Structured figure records
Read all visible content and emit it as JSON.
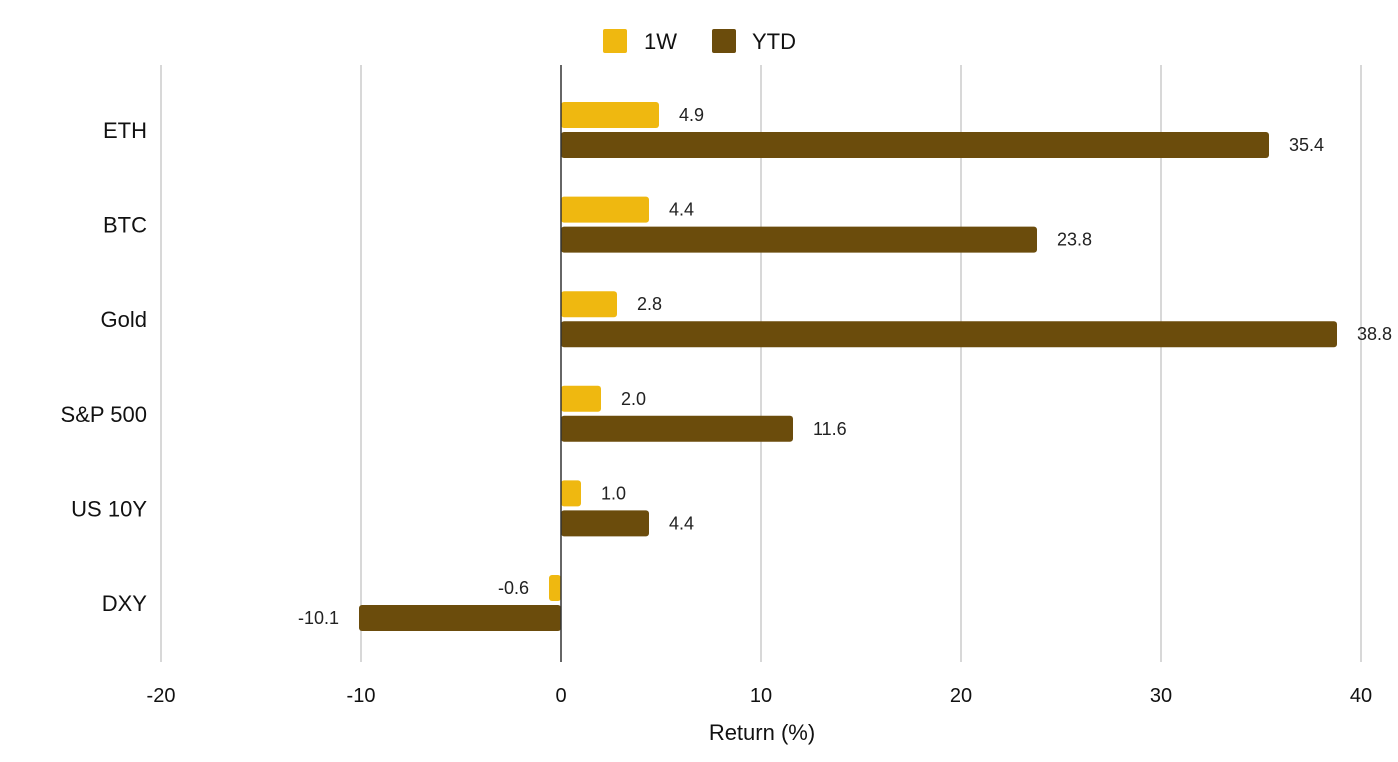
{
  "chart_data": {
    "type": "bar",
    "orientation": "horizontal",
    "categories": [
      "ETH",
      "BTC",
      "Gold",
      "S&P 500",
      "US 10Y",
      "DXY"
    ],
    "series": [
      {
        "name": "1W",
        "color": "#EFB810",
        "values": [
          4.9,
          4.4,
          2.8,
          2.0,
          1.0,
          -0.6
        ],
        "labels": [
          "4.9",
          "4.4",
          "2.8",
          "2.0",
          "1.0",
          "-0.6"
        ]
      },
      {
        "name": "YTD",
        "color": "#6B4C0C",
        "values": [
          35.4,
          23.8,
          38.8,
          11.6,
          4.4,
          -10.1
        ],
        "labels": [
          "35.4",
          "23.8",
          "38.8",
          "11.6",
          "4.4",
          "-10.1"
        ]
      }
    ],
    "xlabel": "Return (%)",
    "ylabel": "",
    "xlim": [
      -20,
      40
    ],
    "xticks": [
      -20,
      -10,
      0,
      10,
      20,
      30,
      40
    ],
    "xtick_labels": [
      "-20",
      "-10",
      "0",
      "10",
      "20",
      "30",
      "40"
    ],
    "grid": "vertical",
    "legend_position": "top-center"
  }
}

EXERCISE INSTRUCTIONS ::
Quote every record above exactly, omitting any pictures they contain.

TASK SOLUTION ::
Read all visible content and emit it as JSON.
{
  "chart_data": {
    "type": "bar",
    "orientation": "horizontal",
    "categories": [
      "ETH",
      "BTC",
      "Gold",
      "S&P 500",
      "US 10Y",
      "DXY"
    ],
    "series": [
      {
        "name": "1W",
        "color": "#EFB810",
        "values": [
          4.9,
          4.4,
          2.8,
          2.0,
          1.0,
          -0.6
        ],
        "labels": [
          "4.9",
          "4.4",
          "2.8",
          "2.0",
          "1.0",
          "-0.6"
        ]
      },
      {
        "name": "YTD",
        "color": "#6B4C0C",
        "values": [
          35.4,
          23.8,
          38.8,
          11.6,
          4.4,
          -10.1
        ],
        "labels": [
          "35.4",
          "23.8",
          "38.8",
          "11.6",
          "4.4",
          "-10.1"
        ]
      }
    ],
    "xlabel": "Return (%)",
    "ylabel": "",
    "xlim": [
      -20,
      40
    ],
    "xticks": [
      -20,
      -10,
      0,
      10,
      20,
      30,
      40
    ],
    "xtick_labels": [
      "-20",
      "-10",
      "0",
      "10",
      "20",
      "30",
      "40"
    ],
    "grid": "vertical",
    "legend_position": "top-center"
  }
}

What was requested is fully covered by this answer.